START Entries provided

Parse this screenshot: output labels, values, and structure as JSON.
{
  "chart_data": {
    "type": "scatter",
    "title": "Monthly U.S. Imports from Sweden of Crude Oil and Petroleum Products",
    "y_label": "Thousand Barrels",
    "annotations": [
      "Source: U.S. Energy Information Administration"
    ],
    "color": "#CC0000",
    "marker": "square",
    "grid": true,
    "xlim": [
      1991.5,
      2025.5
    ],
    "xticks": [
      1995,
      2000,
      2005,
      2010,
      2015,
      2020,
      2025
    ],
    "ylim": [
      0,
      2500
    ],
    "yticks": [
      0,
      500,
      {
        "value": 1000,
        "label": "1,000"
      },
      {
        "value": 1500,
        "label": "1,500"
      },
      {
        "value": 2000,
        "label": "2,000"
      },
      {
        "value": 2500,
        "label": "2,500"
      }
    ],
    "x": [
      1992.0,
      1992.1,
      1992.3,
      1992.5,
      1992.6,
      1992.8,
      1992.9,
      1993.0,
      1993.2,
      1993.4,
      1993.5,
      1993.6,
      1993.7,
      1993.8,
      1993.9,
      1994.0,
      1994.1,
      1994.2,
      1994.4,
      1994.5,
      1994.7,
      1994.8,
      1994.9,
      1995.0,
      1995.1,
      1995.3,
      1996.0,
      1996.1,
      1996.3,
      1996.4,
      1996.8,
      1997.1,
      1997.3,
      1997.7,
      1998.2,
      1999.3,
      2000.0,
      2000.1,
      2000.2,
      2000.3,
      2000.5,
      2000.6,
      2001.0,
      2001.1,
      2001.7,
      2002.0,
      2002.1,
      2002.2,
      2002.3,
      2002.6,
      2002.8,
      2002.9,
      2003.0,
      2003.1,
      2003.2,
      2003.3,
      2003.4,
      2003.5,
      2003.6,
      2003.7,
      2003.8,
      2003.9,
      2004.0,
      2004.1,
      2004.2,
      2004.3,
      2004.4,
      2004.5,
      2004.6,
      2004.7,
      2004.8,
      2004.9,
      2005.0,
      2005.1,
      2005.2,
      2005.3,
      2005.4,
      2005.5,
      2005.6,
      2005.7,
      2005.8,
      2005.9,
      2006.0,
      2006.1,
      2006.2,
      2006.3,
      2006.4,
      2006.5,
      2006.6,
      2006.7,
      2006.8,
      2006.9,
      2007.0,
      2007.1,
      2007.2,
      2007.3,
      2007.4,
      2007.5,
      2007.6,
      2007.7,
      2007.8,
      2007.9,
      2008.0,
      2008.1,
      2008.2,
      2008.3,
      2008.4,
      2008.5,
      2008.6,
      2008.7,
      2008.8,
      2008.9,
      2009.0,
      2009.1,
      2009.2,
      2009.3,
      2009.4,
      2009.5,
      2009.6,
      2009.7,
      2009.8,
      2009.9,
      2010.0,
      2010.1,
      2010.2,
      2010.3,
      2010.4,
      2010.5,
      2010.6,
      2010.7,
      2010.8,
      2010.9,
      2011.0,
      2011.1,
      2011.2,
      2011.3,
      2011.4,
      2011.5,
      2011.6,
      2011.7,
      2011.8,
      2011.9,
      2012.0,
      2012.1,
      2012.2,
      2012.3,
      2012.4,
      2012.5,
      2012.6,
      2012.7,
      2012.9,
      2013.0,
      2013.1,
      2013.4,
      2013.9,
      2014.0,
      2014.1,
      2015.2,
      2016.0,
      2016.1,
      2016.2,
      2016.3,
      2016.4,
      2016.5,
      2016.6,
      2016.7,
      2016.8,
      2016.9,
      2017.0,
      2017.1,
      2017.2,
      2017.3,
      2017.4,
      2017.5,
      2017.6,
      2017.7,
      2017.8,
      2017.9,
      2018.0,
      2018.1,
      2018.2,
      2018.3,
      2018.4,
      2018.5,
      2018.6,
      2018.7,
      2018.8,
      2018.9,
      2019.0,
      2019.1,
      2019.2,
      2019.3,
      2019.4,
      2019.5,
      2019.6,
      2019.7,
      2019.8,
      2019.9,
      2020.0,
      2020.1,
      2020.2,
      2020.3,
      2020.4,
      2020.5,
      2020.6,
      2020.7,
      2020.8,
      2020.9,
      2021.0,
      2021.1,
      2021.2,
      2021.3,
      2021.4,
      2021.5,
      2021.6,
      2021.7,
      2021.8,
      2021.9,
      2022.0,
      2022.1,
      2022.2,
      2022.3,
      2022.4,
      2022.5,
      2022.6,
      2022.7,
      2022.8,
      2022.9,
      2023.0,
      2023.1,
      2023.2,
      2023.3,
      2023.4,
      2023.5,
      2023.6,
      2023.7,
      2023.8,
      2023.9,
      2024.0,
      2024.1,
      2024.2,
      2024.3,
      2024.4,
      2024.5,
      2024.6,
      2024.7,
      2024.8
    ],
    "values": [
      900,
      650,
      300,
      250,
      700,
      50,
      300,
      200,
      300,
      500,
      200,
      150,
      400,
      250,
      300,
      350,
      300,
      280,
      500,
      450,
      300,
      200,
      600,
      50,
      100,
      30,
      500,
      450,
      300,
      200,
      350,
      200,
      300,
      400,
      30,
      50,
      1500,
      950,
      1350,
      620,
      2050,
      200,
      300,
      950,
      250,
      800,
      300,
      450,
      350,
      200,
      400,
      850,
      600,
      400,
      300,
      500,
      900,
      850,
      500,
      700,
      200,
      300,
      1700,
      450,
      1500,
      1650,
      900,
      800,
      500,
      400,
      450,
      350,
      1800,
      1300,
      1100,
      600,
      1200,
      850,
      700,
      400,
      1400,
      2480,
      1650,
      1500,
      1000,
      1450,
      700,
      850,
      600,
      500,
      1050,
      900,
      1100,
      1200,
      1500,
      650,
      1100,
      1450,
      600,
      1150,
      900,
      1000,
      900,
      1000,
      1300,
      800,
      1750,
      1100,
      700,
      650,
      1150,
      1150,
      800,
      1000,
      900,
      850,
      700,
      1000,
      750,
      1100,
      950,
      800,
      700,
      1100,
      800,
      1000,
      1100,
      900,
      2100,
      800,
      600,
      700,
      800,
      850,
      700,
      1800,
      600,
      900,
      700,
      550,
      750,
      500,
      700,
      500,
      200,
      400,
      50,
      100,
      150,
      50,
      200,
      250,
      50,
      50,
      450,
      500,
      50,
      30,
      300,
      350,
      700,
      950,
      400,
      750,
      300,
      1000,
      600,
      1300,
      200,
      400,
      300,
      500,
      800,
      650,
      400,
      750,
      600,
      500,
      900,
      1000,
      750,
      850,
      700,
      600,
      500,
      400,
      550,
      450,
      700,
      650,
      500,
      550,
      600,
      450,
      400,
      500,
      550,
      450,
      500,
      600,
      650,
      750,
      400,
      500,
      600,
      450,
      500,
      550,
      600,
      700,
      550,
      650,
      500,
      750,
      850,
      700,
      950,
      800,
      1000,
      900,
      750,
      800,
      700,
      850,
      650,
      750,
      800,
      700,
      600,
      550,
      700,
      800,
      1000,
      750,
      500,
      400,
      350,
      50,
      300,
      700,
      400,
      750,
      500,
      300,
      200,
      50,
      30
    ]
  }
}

END Entries provided

_The task_:
Quote the entire listing above exactly.

_Answer to the problem_:
Parse this screenshot: output labels, values, and structure as JSON.
{
  "chart_data": {
    "type": "scatter",
    "title": "Monthly U.S. Imports from Sweden of Crude Oil and Petroleum Products",
    "y_label": "Thousand Barrels",
    "annotations": [
      "Source: U.S. Energy Information Administration"
    ],
    "color": "#CC0000",
    "marker": "square",
    "grid": true,
    "xlim": [
      1991.5,
      2025.5
    ],
    "xticks": [
      1995,
      2000,
      2005,
      2010,
      2015,
      2020,
      2025
    ],
    "ylim": [
      0,
      2500
    ],
    "yticks": [
      0,
      500,
      {
        "value": 1000,
        "label": "1,000"
      },
      {
        "value": 1500,
        "label": "1,500"
      },
      {
        "value": 2000,
        "label": "2,000"
      },
      {
        "value": 2500,
        "label": "2,500"
      }
    ],
    "x": [
      1992.0,
      1992.1,
      1992.3,
      1992.5,
      1992.6,
      1992.8,
      1992.9,
      1993.0,
      1993.2,
      1993.4,
      1993.5,
      1993.6,
      1993.7,
      1993.8,
      1993.9,
      1994.0,
      1994.1,
      1994.2,
      1994.4,
      1994.5,
      1994.7,
      1994.8,
      1994.9,
      1995.0,
      1995.1,
      1995.3,
      1996.0,
      1996.1,
      1996.3,
      1996.4,
      1996.8,
      1997.1,
      1997.3,
      1997.7,
      1998.2,
      1999.3,
      2000.0,
      2000.1,
      2000.2,
      2000.3,
      2000.5,
      2000.6,
      2001.0,
      2001.1,
      2001.7,
      2002.0,
      2002.1,
      2002.2,
      2002.3,
      2002.6,
      2002.8,
      2002.9,
      2003.0,
      2003.1,
      2003.2,
      2003.3,
      2003.4,
      2003.5,
      2003.6,
      2003.7,
      2003.8,
      2003.9,
      2004.0,
      2004.1,
      2004.2,
      2004.3,
      2004.4,
      2004.5,
      2004.6,
      2004.7,
      2004.8,
      2004.9,
      2005.0,
      2005.1,
      2005.2,
      2005.3,
      2005.4,
      2005.5,
      2005.6,
      2005.7,
      2005.8,
      2005.9,
      2006.0,
      2006.1,
      2006.2,
      2006.3,
      2006.4,
      2006.5,
      2006.6,
      2006.7,
      2006.8,
      2006.9,
      2007.0,
      2007.1,
      2007.2,
      2007.3,
      2007.4,
      2007.5,
      2007.6,
      2007.7,
      2007.8,
      2007.9,
      2008.0,
      2008.1,
      2008.2,
      2008.3,
      2008.4,
      2008.5,
      2008.6,
      2008.7,
      2008.8,
      2008.9,
      2009.0,
      2009.1,
      2009.2,
      2009.3,
      2009.4,
      2009.5,
      2009.6,
      2009.7,
      2009.8,
      2009.9,
      2010.0,
      2010.1,
      2010.2,
      2010.3,
      2010.4,
      2010.5,
      2010.6,
      2010.7,
      2010.8,
      2010.9,
      2011.0,
      2011.1,
      2011.2,
      2011.3,
      2011.4,
      2011.5,
      2011.6,
      2011.7,
      2011.8,
      2011.9,
      2012.0,
      2012.1,
      2012.2,
      2012.3,
      2012.4,
      2012.5,
      2012.6,
      2012.7,
      2012.9,
      2013.0,
      2013.1,
      2013.4,
      2013.9,
      2014.0,
      2014.1,
      2015.2,
      2016.0,
      2016.1,
      2016.2,
      2016.3,
      2016.4,
      2016.5,
      2016.6,
      2016.7,
      2016.8,
      2016.9,
      2017.0,
      2017.1,
      2017.2,
      2017.3,
      2017.4,
      2017.5,
      2017.6,
      2017.7,
      2017.8,
      2017.9,
      2018.0,
      2018.1,
      2018.2,
      2018.3,
      2018.4,
      2018.5,
      2018.6,
      2018.7,
      2018.8,
      2018.9,
      2019.0,
      2019.1,
      2019.2,
      2019.3,
      2019.4,
      2019.5,
      2019.6,
      2019.7,
      2019.8,
      2019.9,
      2020.0,
      2020.1,
      2020.2,
      2020.3,
      2020.4,
      2020.5,
      2020.6,
      2020.7,
      2020.8,
      2020.9,
      2021.0,
      2021.1,
      2021.2,
      2021.3,
      2021.4,
      2021.5,
      2021.6,
      2021.7,
      2021.8,
      2021.9,
      2022.0,
      2022.1,
      2022.2,
      2022.3,
      2022.4,
      2022.5,
      2022.6,
      2022.7,
      2022.8,
      2022.9,
      2023.0,
      2023.1,
      2023.2,
      2023.3,
      2023.4,
      2023.5,
      2023.6,
      2023.7,
      2023.8,
      2023.9,
      2024.0,
      2024.1,
      2024.2,
      2024.3,
      2024.4,
      2024.5,
      2024.6,
      2024.7,
      2024.8
    ],
    "values": [
      900,
      650,
      300,
      250,
      700,
      50,
      300,
      200,
      300,
      500,
      200,
      150,
      400,
      250,
      300,
      350,
      300,
      280,
      500,
      450,
      300,
      200,
      600,
      50,
      100,
      30,
      500,
      450,
      300,
      200,
      350,
      200,
      300,
      400,
      30,
      50,
      1500,
      950,
      1350,
      620,
      2050,
      200,
      300,
      950,
      250,
      800,
      300,
      450,
      350,
      200,
      400,
      850,
      600,
      400,
      300,
      500,
      900,
      850,
      500,
      700,
      200,
      300,
      1700,
      450,
      1500,
      1650,
      900,
      800,
      500,
      400,
      450,
      350,
      1800,
      1300,
      1100,
      600,
      1200,
      850,
      700,
      400,
      1400,
      2480,
      1650,
      1500,
      1000,
      1450,
      700,
      850,
      600,
      500,
      1050,
      900,
      1100,
      1200,
      1500,
      650,
      1100,
      1450,
      600,
      1150,
      900,
      1000,
      900,
      1000,
      1300,
      800,
      1750,
      1100,
      700,
      650,
      1150,
      1150,
      800,
      1000,
      900,
      850,
      700,
      1000,
      750,
      1100,
      950,
      800,
      700,
      1100,
      800,
      1000,
      1100,
      900,
      2100,
      800,
      600,
      700,
      800,
      850,
      700,
      1800,
      600,
      900,
      700,
      550,
      750,
      500,
      700,
      500,
      200,
      400,
      50,
      100,
      150,
      50,
      200,
      250,
      50,
      50,
      450,
      500,
      50,
      30,
      300,
      350,
      700,
      950,
      400,
      750,
      300,
      1000,
      600,
      1300,
      200,
      400,
      300,
      500,
      800,
      650,
      400,
      750,
      600,
      500,
      900,
      1000,
      750,
      850,
      700,
      600,
      500,
      400,
      550,
      450,
      700,
      650,
      500,
      550,
      600,
      450,
      400,
      500,
      550,
      450,
      500,
      600,
      650,
      750,
      400,
      500,
      600,
      450,
      500,
      550,
      600,
      700,
      550,
      650,
      500,
      750,
      850,
      700,
      950,
      800,
      1000,
      900,
      750,
      800,
      700,
      850,
      650,
      750,
      800,
      700,
      600,
      550,
      700,
      800,
      1000,
      750,
      500,
      400,
      350,
      50,
      300,
      700,
      400,
      750,
      500,
      300,
      200,
      50,
      30
    ]
  }
}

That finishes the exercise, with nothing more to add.